TASK OBJECTIVE
Which lines hold the word "from"? Copy each one.

RECORDS PROVIDED

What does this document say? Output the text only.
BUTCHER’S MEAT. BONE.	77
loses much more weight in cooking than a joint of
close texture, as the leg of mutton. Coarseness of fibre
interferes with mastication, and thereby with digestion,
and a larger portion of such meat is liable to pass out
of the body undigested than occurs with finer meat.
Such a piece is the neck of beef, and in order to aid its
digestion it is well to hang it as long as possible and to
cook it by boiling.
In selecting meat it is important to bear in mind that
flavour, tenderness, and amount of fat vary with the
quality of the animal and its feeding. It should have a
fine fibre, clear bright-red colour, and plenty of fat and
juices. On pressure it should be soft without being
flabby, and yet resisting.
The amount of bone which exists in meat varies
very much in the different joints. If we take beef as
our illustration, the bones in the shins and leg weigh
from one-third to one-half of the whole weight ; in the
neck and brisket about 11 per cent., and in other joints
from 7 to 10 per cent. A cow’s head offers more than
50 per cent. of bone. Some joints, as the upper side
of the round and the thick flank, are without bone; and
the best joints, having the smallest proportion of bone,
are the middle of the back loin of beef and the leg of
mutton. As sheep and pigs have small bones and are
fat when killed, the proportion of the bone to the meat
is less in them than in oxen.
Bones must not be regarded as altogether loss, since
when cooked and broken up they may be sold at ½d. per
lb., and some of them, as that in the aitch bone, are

SOLUTION
from one-third to one-half of the whole weight ; in the
from 7 to 10 per cent. A cow’s head offers more than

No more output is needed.